_TASK GOAL:_ Show all lines of the listing that hold the word "JSON".

[Dataset records]

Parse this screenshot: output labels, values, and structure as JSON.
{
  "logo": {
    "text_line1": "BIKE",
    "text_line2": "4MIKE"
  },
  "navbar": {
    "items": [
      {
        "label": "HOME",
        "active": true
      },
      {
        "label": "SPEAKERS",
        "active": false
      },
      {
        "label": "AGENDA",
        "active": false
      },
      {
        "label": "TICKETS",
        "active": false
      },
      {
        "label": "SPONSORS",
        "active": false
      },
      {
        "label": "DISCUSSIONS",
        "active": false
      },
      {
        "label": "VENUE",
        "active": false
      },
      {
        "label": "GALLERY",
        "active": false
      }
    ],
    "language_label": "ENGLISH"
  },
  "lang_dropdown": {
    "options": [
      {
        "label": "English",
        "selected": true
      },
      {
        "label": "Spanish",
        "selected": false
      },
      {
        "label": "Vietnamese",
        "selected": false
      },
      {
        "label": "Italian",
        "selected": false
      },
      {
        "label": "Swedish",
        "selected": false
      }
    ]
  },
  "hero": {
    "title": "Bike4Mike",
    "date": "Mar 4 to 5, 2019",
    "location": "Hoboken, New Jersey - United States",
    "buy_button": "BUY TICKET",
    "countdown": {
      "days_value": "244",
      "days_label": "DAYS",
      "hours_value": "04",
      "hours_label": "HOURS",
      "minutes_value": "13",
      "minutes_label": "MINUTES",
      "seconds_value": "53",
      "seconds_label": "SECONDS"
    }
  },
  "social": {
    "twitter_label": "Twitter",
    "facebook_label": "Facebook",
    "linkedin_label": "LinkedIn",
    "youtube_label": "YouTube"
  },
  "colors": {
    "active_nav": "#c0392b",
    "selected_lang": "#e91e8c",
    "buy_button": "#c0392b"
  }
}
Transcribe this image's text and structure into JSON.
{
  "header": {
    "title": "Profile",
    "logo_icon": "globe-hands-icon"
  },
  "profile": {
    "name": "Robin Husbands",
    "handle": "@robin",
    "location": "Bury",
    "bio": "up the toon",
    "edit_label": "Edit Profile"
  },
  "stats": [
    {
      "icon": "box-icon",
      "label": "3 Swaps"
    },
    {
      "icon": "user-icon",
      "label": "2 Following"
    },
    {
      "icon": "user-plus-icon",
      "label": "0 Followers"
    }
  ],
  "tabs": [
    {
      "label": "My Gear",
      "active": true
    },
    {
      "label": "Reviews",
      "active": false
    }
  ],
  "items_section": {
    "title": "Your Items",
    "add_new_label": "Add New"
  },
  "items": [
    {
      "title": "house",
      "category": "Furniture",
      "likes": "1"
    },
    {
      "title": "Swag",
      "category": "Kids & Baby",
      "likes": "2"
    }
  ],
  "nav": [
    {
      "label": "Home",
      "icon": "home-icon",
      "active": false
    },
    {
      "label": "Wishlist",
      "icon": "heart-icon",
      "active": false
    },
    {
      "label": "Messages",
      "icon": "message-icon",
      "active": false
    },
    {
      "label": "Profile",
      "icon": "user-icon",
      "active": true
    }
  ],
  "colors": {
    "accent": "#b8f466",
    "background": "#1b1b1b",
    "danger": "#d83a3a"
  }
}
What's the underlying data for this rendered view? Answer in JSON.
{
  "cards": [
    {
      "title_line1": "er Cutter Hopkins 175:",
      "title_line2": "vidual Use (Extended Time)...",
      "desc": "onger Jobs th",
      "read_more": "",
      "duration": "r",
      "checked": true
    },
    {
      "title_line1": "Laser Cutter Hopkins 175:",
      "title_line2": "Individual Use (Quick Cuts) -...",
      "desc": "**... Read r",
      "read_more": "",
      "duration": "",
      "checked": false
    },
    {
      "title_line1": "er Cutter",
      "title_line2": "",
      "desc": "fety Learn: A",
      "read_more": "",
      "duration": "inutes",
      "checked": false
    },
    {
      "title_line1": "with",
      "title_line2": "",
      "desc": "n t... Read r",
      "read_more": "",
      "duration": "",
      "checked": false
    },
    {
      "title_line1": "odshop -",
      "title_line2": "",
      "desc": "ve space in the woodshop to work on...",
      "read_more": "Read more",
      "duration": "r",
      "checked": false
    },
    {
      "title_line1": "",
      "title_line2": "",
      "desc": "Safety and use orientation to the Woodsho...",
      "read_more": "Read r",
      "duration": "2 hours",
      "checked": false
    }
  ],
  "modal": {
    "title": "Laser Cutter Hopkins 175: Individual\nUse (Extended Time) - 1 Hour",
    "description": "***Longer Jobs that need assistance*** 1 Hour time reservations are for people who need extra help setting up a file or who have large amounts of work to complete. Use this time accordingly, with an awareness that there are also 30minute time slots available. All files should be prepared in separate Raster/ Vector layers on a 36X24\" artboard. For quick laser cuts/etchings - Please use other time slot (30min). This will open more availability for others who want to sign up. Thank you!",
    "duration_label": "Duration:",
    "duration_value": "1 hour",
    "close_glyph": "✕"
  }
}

_WRITTEN REPLY:_
Parse this screenshot: output labels, values, and structure as JSON.
Transcribe this image's text and structure into JSON.
What's the underlying data for this rendered view? Answer in JSON.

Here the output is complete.